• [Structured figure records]
###

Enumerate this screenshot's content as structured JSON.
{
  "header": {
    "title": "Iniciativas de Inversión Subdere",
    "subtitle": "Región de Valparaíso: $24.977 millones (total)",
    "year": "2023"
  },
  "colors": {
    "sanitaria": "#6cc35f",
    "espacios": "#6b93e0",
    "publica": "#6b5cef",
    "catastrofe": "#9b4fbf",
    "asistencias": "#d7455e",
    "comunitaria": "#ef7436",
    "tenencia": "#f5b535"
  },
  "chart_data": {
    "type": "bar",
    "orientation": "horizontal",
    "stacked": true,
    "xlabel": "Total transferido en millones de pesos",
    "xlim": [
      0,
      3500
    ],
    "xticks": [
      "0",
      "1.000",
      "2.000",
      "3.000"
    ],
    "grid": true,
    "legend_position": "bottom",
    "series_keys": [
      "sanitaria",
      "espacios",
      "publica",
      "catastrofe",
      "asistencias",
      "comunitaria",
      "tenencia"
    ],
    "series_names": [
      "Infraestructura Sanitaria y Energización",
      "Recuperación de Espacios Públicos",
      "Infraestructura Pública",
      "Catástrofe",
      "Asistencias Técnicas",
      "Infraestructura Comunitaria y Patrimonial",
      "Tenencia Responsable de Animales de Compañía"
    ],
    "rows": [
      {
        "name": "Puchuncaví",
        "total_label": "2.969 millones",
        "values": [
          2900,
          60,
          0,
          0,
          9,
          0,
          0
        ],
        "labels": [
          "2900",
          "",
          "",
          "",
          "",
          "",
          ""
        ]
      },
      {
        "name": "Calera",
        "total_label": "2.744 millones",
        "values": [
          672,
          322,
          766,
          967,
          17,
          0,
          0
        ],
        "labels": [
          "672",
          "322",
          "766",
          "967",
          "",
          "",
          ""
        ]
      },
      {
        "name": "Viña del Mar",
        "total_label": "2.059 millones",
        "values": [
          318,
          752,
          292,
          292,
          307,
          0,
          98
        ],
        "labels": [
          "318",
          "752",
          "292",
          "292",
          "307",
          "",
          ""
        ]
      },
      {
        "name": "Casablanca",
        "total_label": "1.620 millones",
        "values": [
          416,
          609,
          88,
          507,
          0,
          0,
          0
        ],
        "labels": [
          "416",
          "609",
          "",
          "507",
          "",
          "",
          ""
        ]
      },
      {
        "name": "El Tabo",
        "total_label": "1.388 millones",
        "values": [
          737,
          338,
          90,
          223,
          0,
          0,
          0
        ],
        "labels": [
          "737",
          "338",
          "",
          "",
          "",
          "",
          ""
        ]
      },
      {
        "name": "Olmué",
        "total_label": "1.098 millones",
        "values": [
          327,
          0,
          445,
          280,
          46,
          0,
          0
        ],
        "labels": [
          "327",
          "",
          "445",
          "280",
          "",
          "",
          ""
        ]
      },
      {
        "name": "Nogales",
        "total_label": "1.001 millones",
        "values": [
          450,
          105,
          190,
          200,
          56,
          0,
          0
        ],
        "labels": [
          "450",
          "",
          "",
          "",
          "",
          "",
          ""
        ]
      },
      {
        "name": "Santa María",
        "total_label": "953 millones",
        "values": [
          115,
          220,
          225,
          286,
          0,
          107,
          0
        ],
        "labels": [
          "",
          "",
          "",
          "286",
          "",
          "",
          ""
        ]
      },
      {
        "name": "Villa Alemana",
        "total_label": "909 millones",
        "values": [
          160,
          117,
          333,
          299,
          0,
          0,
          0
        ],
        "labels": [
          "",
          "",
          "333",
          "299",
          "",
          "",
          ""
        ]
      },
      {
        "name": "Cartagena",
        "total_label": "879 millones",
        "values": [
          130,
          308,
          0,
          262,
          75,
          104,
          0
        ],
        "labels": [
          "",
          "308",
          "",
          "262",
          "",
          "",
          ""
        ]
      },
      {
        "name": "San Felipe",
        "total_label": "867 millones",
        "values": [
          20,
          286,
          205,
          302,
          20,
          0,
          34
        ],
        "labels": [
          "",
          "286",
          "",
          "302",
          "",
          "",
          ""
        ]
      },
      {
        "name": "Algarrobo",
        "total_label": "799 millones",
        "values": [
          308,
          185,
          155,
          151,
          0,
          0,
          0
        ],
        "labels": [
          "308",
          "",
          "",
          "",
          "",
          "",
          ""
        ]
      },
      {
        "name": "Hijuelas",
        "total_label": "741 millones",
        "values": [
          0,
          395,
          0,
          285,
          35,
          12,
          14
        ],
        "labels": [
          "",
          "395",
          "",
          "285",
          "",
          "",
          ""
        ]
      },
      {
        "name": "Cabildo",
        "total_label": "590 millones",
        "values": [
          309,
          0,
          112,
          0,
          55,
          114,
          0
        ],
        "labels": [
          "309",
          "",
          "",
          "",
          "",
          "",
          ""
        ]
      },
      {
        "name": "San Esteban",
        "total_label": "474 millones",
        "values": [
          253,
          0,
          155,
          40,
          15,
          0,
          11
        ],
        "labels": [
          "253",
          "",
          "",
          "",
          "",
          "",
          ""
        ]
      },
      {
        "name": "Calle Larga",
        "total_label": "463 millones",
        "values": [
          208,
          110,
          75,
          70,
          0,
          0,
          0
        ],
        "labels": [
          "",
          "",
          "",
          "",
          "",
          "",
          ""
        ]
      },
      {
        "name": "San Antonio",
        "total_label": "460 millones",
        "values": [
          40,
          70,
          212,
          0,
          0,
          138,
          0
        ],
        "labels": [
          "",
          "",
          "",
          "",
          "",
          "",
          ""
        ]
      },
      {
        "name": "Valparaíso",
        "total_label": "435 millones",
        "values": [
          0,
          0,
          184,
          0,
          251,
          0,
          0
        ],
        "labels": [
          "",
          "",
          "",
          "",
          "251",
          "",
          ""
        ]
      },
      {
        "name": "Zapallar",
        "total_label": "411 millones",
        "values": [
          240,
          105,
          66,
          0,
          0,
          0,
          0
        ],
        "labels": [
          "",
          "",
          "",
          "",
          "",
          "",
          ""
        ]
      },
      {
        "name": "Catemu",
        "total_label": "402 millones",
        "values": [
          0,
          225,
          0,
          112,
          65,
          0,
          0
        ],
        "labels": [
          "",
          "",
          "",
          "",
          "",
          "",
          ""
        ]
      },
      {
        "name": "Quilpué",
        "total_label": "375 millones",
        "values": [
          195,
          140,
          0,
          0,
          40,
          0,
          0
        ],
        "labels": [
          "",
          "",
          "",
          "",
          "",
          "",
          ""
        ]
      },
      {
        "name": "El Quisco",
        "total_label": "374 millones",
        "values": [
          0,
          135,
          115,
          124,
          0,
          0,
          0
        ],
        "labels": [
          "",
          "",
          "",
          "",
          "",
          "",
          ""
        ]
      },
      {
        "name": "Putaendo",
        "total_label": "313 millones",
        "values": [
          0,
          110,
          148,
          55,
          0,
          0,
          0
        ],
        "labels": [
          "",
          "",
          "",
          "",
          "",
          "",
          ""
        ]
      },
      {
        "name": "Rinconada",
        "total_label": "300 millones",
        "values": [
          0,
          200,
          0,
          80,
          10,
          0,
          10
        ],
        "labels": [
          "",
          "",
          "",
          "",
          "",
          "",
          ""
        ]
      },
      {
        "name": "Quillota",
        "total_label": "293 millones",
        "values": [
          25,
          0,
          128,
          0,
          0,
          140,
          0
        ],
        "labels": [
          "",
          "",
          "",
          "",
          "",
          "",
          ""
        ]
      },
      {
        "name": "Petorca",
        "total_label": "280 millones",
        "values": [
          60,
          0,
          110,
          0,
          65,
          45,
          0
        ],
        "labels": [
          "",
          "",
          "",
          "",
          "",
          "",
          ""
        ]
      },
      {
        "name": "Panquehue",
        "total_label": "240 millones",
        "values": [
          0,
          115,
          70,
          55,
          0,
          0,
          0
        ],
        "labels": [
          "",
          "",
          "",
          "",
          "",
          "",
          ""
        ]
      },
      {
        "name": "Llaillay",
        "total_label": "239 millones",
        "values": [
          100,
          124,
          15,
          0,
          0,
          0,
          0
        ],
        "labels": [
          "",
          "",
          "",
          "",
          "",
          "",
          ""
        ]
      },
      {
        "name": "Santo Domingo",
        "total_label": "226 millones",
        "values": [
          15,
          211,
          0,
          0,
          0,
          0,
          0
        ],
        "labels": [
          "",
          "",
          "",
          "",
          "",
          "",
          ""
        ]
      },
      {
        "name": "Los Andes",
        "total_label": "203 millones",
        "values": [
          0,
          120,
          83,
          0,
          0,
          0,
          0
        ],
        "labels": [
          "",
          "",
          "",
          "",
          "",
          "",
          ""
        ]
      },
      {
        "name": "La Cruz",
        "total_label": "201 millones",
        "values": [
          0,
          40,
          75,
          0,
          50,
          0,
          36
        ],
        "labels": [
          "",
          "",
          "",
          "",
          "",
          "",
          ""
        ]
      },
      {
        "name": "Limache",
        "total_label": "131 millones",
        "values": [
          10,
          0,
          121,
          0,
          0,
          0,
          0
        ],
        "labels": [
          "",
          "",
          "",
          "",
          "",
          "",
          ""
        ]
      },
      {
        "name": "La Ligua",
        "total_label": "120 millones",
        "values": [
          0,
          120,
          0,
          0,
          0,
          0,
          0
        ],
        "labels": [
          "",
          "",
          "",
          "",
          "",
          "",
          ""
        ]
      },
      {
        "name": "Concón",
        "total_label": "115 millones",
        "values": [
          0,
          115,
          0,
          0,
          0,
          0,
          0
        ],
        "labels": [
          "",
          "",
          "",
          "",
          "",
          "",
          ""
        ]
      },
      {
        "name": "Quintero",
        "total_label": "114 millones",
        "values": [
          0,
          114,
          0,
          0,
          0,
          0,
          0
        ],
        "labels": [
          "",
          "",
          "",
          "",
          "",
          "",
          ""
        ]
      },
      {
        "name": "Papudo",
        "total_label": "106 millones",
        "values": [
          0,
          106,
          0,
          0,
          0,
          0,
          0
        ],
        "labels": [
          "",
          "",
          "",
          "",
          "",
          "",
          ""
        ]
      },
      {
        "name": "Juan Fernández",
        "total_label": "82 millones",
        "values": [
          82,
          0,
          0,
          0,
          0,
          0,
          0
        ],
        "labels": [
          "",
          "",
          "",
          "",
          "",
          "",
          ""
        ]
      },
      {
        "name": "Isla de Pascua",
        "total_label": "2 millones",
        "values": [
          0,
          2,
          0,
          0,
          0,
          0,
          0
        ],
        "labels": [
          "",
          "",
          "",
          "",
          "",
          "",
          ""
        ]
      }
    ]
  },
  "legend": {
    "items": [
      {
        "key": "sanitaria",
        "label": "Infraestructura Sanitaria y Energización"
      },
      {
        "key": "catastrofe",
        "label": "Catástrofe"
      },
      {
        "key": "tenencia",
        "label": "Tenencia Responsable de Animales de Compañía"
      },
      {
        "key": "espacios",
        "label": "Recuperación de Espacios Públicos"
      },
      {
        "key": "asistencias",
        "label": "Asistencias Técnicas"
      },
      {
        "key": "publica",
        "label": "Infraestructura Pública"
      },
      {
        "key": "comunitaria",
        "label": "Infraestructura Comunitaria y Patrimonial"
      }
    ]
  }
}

###

• [Short exercise]
Only the count is needed: the number of lines in the data that include the word "Técnicas".

• [Solution]
2